**Work instructions**
Write the data out again exactly, dropping any images it holds.
══════════════════════════════
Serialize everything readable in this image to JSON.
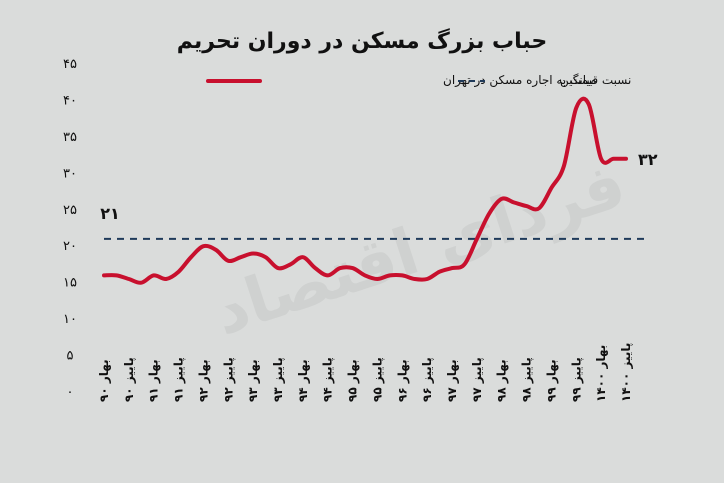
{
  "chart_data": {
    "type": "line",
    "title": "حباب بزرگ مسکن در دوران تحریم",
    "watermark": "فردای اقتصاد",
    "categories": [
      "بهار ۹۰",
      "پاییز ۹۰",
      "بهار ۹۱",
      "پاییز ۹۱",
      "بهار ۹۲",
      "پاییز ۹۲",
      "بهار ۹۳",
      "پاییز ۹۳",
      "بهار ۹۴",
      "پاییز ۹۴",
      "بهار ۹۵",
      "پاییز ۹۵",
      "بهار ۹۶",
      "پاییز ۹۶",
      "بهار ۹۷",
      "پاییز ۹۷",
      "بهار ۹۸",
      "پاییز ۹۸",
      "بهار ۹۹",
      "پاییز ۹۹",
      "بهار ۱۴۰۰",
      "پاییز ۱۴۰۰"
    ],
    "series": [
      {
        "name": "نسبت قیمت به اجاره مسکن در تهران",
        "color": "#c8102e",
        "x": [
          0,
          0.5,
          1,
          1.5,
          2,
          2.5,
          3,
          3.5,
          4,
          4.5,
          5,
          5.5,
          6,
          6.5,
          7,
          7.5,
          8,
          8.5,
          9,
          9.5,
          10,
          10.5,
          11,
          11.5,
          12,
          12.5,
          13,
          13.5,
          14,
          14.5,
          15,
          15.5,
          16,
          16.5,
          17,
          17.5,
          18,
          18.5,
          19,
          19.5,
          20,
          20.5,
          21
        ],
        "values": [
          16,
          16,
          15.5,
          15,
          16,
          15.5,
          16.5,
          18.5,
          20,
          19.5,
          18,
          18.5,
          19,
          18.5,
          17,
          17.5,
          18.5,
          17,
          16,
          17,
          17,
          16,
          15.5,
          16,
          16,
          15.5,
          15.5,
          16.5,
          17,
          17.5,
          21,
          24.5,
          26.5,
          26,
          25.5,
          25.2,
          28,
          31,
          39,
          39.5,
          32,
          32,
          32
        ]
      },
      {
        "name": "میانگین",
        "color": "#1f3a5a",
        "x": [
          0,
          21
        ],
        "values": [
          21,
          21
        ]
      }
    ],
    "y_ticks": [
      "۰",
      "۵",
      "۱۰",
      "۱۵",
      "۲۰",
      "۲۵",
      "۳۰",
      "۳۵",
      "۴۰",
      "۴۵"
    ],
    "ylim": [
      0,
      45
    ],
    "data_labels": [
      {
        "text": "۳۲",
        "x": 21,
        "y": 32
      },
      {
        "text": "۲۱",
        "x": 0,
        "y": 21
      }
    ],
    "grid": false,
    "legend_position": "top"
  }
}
══════════════════════════════
**Result of the task**
Serialize everything readable in this image to JSON.
{
  "chart_data": {
    "type": "line",
    "title": "حباب بزرگ مسکن در دوران تحریم",
    "watermark": "فردای اقتصاد",
    "categories": [
      "بهار ۹۰",
      "پاییز ۹۰",
      "بهار ۹۱",
      "پاییز ۹۱",
      "بهار ۹۲",
      "پاییز ۹۲",
      "بهار ۹۳",
      "پاییز ۹۳",
      "بهار ۹۴",
      "پاییز ۹۴",
      "بهار ۹۵",
      "پاییز ۹۵",
      "بهار ۹۶",
      "پاییز ۹۶",
      "بهار ۹۷",
      "پاییز ۹۷",
      "بهار ۹۸",
      "پاییز ۹۸",
      "بهار ۹۹",
      "پاییز ۹۹",
      "بهار ۱۴۰۰",
      "پاییز ۱۴۰۰"
    ],
    "series": [
      {
        "name": "نسبت قیمت به اجاره مسکن در تهران",
        "color": "#c8102e",
        "x": [
          0,
          0.5,
          1,
          1.5,
          2,
          2.5,
          3,
          3.5,
          4,
          4.5,
          5,
          5.5,
          6,
          6.5,
          7,
          7.5,
          8,
          8.5,
          9,
          9.5,
          10,
          10.5,
          11,
          11.5,
          12,
          12.5,
          13,
          13.5,
          14,
          14.5,
          15,
          15.5,
          16,
          16.5,
          17,
          17.5,
          18,
          18.5,
          19,
          19.5,
          20,
          20.5,
          21
        ],
        "values": [
          16,
          16,
          15.5,
          15,
          16,
          15.5,
          16.5,
          18.5,
          20,
          19.5,
          18,
          18.5,
          19,
          18.5,
          17,
          17.5,
          18.5,
          17,
          16,
          17,
          17,
          16,
          15.5,
          16,
          16,
          15.5,
          15.5,
          16.5,
          17,
          17.5,
          21,
          24.5,
          26.5,
          26,
          25.5,
          25.2,
          28,
          31,
          39,
          39.5,
          32,
          32,
          32
        ]
      },
      {
        "name": "میانگین",
        "color": "#1f3a5a",
        "x": [
          0,
          21
        ],
        "values": [
          21,
          21
        ]
      }
    ],
    "y_ticks": [
      "۰",
      "۵",
      "۱۰",
      "۱۵",
      "۲۰",
      "۲۵",
      "۳۰",
      "۳۵",
      "۴۰",
      "۴۵"
    ],
    "ylim": [
      0,
      45
    ],
    "data_labels": [
      {
        "text": "۳۲",
        "x": 21,
        "y": 32
      },
      {
        "text": "۲۱",
        "x": 0,
        "y": 21
      }
    ],
    "grid": false,
    "legend_position": "top"
  }
}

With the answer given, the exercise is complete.